» **SET EXERCISE**
Output as a JSON list of strings, one string per line, the lines of the data from the line containing "x-tick-label: 28 м...: [1097, 528, 1129, 540]" through the line containing "filter-label: Веб-поиск: [539, 152, 605, 168]", both included, with blank lines omitted.
════
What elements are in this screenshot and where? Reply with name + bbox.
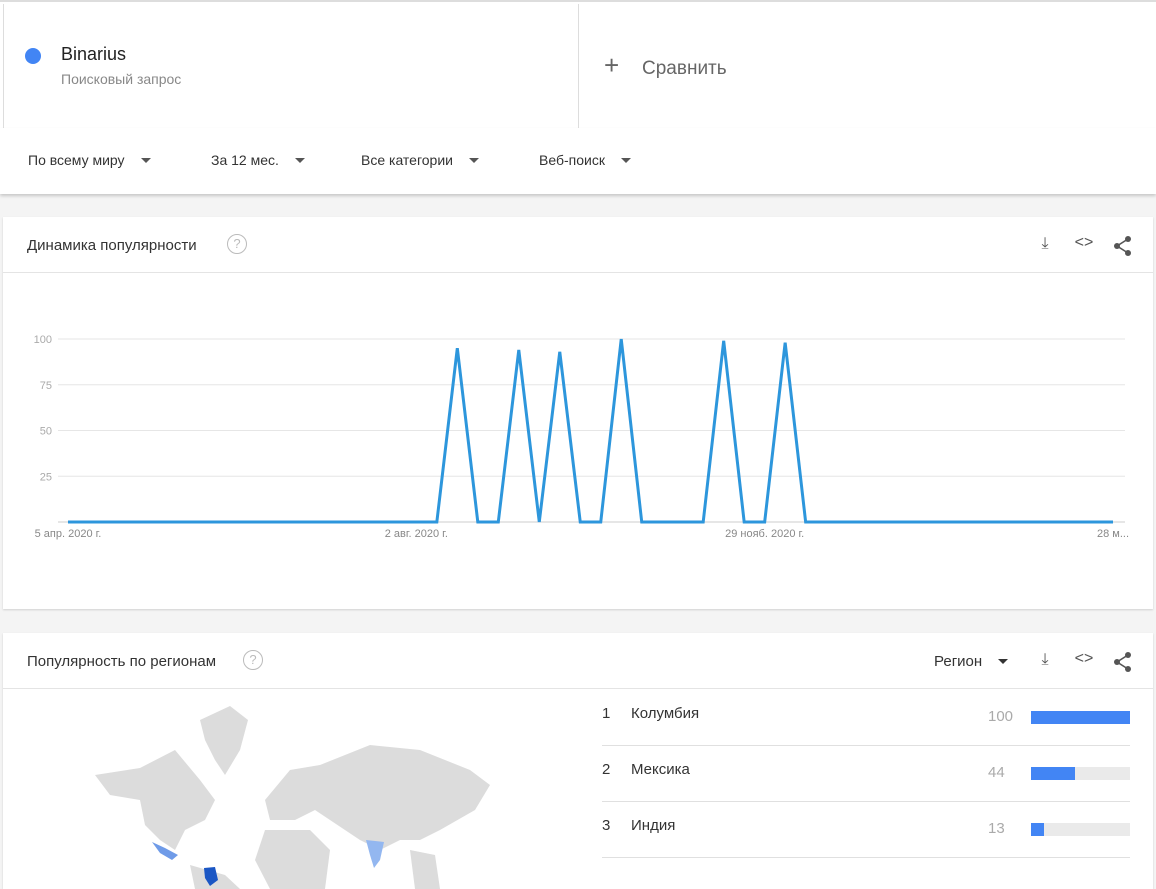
x-tick-label: 28 м...: [1097, 528, 1129, 540]
plus-icon: +: [604, 50, 620, 80]
dropdown-caret-icon: [140, 157, 151, 163]
x-tick-label: 29 нояб. 2020 г.: [725, 528, 804, 540]
embed-icon[interactable]: <>: [1072, 234, 1096, 252]
y-tick-label: 75: [40, 380, 52, 392]
region-bar: [1031, 767, 1130, 780]
help-icon[interactable]: ?: [243, 650, 263, 670]
region-rank: 2: [602, 761, 611, 778]
filter-label: По всему миру: [28, 152, 125, 168]
region-bar-fill: [1031, 711, 1130, 724]
map-north-america: [95, 750, 215, 850]
filter-time[interactable]: За 12 мес.: [211, 152, 305, 168]
search-term-name[interactable]: Binarius: [61, 44, 126, 65]
resolution-label: Регион: [934, 653, 983, 670]
map-greenland: [200, 706, 248, 775]
x-tick-label: 2 авг. 2020 г.: [385, 528, 448, 540]
region-value: 100: [988, 708, 1014, 725]
y-tick-label: 50: [40, 426, 52, 438]
map-africa: [255, 830, 330, 889]
filter-label: Все категории: [361, 152, 453, 168]
filter-label: Веб-поиск: [539, 152, 605, 168]
dropdown-caret-icon: [294, 157, 305, 163]
filter-region[interactable]: По всему миру: [28, 152, 151, 168]
region-bar: [1031, 711, 1130, 724]
region-name[interactable]: Индия: [631, 817, 675, 834]
share-icon[interactable]: [1112, 235, 1134, 257]
map-asia: [315, 745, 490, 850]
region-name[interactable]: Мексика: [631, 761, 690, 778]
search-term-card[interactable]: [3, 4, 579, 130]
map-se-asia: [410, 850, 440, 889]
card-title: Динамика популярности: [27, 237, 197, 254]
world-map[interactable]: [0, 690, 580, 889]
map-india: [366, 840, 384, 868]
region-row[interactable]: 1 Колумбия 100: [602, 690, 1130, 746]
compare-label[interactable]: Сравнить: [642, 58, 727, 80]
search-terms-bar: Binarius Поисковый запрос + Сравнить: [0, 0, 1156, 130]
region-bar-fill: [1031, 823, 1044, 836]
embed-icon[interactable]: <>: [1072, 650, 1096, 668]
filter-label: За 12 мес.: [211, 152, 279, 168]
filter-category[interactable]: Все категории: [361, 152, 479, 168]
region-bar: [1031, 823, 1130, 836]
region-value: 13: [988, 820, 1005, 837]
region-row[interactable]: 2 Мексика 44: [602, 746, 1130, 802]
region-value: 44: [988, 764, 1005, 781]
help-icon[interactable]: ?: [227, 234, 247, 254]
term-color-dot: [25, 48, 41, 64]
x-tick-label: 5 апр. 2020 г.: [35, 528, 102, 540]
region-bar-fill: [1031, 767, 1075, 780]
card-title: Популярность по регионам: [27, 653, 217, 670]
region-rank: 3: [602, 817, 611, 834]
region-row[interactable]: 3 Индия 13: [602, 802, 1130, 858]
y-tick-label: 25: [40, 471, 52, 483]
y-tick-label: 100: [34, 334, 52, 346]
search-term-type: Поисковый запрос: [61, 71, 182, 87]
dropdown-caret-icon: [468, 157, 479, 163]
filter-search-type[interactable]: Веб-поиск: [539, 152, 631, 168]
download-icon[interactable]: ⤓: [1033, 235, 1057, 253]
share-icon[interactable]: [1112, 651, 1134, 673]
region-rank: 1: [602, 705, 611, 722]
resolution-dropdown[interactable]: Регион: [934, 653, 1009, 670]
dropdown-caret-icon: [998, 659, 1009, 664]
interest-line-chart: 25 50 75 100 5 апр. 2020 г. 2 авг. 2020 г. 29 …: [34, 334, 1129, 540]
filter-bar: По всему миру За 12 мес. Все категории В…: [0, 128, 1156, 194]
download-icon[interactable]: ⤓: [1033, 651, 1057, 669]
region-name[interactable]: Колумбия: [631, 705, 699, 722]
dropdown-caret-icon: [620, 157, 631, 163]
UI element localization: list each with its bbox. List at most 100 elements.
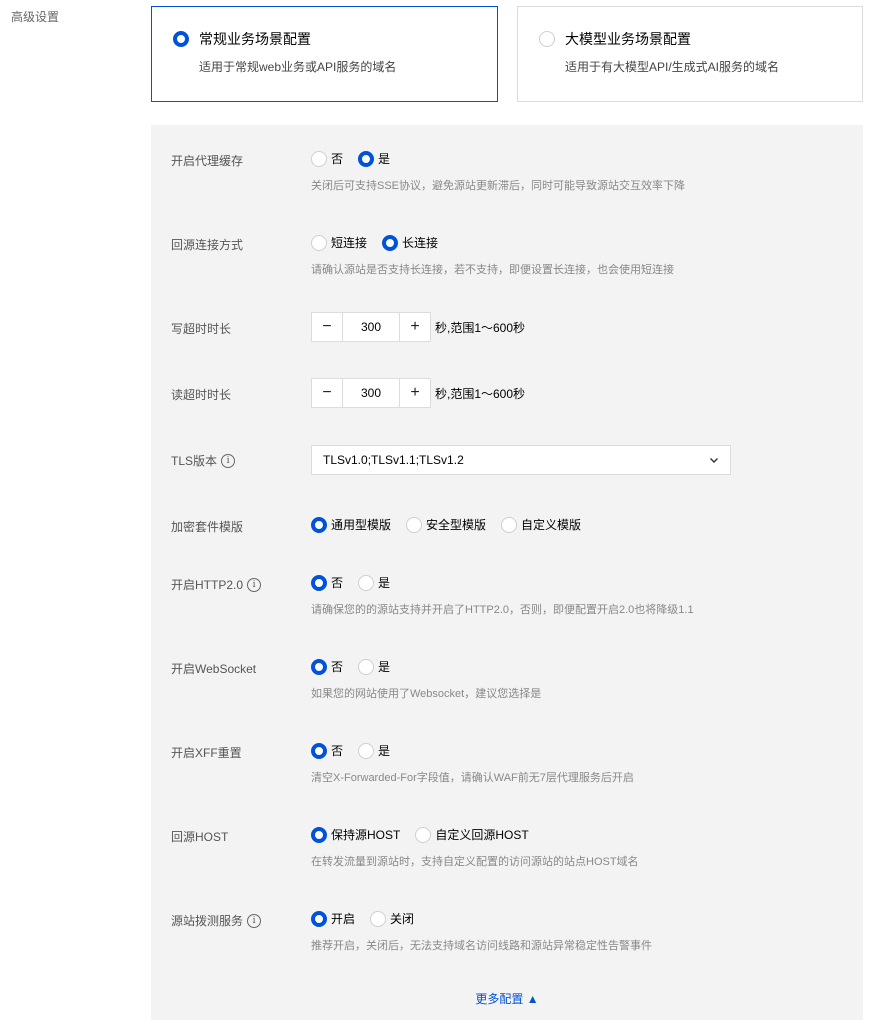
════
» **EXERCISE RESPONSE**
[
  "x-tick-label: 28 м...: [1097, 528, 1129, 540]",
  "plus-icon: +: [604, 50, 620, 80]",
  "dropdown-caret-icon: [140, 157, 151, 163]",
  "x-tick-label: 29 нояб. 2020 г.: [725, 528, 804, 540]",
  "embed-icon[interactable]: <>: [1072, 234, 1096, 252]",
  "y-tick-label: 75: [40, 380, 52, 392]",
  "region-bar: [1031, 767, 1130, 780]",
  "help-icon[interactable]: ?: [243, 650, 263, 670]",
  "region-rank: 2: [602, 761, 611, 778]",
  "filter-label: По всему миру: [28, 152, 125, 168]",
  "region-bar-fill: [1031, 711, 1130, 724]",
  "map-north-america: [95, 750, 215, 850]",
  "filter-time[interactable]: За 12 мес.: [211, 152, 305, 168]",
  "search-term-name[interactable]: Binarius: [61, 44, 126, 65]",
  "resolution-label: Регион: [934, 653, 983, 670]",
  "map-greenland: [200, 706, 248, 775]",
  "x-tick-label: 2 авг. 2020 г.: [385, 528, 448, 540]",
  "region-value: 100: [988, 708, 1014, 725]",
  "y-tick-label: 50: [40, 426, 52, 438]",
  "map-africa: [255, 830, 330, 889]",
  "filter-label: Все категории: [361, 152, 453, 168]",
  "filter-label: Веб-поиск: [539, 152, 605, 168]"
]